'''
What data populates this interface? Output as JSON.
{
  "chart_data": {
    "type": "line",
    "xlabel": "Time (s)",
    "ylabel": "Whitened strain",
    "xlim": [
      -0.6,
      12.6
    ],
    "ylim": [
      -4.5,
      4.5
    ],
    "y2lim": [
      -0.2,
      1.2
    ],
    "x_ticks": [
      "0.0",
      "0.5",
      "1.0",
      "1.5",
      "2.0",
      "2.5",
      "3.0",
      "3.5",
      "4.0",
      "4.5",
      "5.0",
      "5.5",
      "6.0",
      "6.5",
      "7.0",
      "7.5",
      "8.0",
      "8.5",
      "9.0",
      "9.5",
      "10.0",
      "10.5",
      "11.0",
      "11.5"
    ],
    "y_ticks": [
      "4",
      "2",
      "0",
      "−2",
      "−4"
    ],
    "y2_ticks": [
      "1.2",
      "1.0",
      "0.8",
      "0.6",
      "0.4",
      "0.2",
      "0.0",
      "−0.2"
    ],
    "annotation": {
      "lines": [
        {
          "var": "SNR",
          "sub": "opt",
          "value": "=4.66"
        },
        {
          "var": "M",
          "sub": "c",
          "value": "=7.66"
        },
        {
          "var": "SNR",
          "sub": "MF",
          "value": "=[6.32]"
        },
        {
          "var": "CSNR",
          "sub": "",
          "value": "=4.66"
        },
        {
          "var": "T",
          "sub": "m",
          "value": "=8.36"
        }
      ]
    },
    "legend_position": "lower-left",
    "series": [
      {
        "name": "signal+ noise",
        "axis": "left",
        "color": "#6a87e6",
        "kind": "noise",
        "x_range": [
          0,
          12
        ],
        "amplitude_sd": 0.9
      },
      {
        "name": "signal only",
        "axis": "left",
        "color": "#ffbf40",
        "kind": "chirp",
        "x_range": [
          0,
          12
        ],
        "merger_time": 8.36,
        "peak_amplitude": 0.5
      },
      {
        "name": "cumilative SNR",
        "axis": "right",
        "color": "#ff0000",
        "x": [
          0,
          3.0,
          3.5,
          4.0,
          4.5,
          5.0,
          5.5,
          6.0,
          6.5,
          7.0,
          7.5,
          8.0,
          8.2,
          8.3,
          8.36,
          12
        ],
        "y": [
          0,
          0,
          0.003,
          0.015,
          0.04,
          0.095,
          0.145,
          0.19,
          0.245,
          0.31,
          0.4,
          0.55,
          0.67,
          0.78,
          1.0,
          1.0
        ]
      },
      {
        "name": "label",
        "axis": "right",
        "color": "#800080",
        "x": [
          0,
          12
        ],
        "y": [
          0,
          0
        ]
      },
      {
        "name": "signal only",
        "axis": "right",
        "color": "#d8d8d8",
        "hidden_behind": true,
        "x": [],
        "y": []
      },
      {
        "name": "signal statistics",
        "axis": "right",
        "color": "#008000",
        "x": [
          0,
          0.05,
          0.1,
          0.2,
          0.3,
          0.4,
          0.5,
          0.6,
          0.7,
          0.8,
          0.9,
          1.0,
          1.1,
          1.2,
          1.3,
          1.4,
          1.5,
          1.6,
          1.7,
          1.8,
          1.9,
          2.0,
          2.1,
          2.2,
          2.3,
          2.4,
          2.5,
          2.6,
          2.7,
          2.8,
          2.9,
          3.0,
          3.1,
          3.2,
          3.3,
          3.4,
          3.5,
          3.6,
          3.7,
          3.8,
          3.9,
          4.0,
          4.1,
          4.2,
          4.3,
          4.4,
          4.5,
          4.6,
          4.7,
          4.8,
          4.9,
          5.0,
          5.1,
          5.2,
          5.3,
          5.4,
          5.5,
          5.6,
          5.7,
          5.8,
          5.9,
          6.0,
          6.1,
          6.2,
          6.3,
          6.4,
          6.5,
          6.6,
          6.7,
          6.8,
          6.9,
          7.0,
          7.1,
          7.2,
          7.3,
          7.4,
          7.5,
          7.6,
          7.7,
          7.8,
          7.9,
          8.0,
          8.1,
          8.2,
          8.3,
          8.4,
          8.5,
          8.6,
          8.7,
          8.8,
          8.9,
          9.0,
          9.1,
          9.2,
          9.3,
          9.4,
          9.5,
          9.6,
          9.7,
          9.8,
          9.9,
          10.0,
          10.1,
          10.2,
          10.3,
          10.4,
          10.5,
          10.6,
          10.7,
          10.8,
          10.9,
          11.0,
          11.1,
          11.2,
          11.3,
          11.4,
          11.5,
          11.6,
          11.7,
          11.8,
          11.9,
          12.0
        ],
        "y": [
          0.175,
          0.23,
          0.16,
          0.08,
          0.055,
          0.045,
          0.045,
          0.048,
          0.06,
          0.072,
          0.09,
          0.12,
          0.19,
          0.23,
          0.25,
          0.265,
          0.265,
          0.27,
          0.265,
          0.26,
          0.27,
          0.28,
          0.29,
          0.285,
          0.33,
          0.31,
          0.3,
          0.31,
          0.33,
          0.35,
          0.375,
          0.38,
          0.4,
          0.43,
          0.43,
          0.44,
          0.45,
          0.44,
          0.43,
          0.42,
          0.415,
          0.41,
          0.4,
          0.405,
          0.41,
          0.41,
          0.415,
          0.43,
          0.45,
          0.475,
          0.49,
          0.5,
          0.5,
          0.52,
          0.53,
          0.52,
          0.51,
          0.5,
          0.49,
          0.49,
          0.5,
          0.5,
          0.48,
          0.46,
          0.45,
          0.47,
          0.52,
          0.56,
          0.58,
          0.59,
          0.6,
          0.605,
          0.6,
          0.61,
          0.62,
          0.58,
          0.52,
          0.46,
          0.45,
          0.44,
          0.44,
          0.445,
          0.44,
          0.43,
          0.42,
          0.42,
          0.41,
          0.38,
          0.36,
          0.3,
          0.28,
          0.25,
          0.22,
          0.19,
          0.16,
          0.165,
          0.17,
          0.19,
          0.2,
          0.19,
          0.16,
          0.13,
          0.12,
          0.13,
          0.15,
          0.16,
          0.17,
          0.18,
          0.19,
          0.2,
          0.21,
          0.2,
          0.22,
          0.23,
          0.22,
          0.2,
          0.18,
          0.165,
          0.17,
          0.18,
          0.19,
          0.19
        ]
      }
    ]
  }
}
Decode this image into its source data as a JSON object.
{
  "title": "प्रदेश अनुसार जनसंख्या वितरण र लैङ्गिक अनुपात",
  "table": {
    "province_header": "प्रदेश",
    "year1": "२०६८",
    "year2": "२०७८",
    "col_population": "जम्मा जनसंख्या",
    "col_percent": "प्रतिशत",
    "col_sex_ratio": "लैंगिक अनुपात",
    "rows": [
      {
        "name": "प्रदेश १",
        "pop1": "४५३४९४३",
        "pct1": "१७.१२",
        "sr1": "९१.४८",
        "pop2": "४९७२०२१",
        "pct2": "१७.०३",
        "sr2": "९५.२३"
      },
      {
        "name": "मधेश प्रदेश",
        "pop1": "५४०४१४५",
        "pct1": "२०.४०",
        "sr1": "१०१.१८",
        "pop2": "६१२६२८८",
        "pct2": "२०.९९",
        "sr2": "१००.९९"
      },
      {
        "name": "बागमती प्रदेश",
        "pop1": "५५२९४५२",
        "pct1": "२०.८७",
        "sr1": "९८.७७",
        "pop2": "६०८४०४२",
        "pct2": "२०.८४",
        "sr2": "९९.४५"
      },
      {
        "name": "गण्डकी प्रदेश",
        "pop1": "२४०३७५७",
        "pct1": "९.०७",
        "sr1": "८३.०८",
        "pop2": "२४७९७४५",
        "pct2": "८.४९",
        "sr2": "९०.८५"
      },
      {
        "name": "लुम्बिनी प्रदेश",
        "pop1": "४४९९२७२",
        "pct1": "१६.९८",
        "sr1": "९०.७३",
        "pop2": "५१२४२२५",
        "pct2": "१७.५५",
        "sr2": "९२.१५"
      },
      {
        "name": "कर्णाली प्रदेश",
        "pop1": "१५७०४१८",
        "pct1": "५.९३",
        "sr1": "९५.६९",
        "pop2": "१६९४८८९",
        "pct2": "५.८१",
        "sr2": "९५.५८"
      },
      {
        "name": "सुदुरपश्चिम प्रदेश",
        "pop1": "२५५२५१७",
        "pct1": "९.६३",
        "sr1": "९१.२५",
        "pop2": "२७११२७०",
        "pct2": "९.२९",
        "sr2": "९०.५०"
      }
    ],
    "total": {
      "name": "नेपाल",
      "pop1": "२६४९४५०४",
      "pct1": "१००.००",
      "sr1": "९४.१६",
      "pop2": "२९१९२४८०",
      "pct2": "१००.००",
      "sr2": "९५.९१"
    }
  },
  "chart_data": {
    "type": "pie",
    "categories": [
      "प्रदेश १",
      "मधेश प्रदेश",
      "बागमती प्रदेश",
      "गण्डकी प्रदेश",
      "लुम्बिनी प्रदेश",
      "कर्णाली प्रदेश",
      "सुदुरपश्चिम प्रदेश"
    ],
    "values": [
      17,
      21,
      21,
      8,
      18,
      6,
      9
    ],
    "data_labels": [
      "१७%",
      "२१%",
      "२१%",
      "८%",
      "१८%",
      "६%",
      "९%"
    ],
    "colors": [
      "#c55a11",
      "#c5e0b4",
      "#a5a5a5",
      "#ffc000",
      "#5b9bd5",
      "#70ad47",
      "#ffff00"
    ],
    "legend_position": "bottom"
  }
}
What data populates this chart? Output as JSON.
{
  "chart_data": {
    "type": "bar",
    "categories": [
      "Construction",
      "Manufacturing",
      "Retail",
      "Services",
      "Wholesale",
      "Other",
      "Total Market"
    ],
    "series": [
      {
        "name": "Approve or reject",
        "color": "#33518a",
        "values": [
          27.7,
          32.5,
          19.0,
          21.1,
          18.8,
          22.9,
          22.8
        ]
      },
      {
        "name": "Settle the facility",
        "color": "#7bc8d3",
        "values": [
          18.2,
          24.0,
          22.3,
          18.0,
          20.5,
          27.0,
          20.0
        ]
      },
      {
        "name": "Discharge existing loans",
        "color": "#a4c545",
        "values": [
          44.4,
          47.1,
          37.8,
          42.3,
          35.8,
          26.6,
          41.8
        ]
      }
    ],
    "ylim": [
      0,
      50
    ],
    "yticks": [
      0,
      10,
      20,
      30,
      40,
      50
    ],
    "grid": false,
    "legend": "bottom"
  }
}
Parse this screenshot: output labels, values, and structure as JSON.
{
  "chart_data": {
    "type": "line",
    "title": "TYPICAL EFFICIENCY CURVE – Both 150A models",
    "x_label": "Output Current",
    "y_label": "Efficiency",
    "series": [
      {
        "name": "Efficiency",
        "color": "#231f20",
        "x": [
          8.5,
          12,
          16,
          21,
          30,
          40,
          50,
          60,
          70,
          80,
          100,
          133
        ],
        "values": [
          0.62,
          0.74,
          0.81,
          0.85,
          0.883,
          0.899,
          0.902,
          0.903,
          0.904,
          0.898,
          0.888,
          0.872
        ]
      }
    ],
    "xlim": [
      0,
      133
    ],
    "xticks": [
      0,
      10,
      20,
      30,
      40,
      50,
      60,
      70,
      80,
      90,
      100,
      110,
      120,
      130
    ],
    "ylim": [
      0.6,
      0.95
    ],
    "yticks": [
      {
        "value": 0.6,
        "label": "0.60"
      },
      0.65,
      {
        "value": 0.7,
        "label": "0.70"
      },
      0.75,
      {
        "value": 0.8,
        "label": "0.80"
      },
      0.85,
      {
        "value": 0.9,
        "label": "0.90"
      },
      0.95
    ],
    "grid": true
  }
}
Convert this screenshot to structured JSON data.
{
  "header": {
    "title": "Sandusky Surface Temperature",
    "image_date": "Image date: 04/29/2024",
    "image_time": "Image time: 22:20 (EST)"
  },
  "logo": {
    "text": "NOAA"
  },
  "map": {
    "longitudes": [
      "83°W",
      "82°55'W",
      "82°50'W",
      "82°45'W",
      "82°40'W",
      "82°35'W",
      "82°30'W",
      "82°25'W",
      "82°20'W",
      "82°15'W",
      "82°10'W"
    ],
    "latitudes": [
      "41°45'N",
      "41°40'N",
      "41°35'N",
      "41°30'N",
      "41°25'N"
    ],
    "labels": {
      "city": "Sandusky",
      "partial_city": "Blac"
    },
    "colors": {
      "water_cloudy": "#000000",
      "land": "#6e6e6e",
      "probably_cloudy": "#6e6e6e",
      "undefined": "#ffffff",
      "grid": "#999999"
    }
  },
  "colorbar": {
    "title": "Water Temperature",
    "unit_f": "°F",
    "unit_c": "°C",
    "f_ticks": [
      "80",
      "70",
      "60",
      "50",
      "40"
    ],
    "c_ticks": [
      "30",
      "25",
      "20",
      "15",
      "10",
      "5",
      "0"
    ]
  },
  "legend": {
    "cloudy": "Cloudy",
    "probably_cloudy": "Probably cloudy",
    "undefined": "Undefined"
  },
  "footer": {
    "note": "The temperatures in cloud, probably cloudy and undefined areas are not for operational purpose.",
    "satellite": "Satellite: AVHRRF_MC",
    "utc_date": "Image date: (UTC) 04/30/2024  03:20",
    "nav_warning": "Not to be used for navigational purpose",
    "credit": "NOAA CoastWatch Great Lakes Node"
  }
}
'''
- _Problem to work on_
Using the listing above, show each line holding the string "NOAA".

- _Solution_
    "text": "NOAA"
    "credit": "NOAA CoastWatch Great Lakes Node"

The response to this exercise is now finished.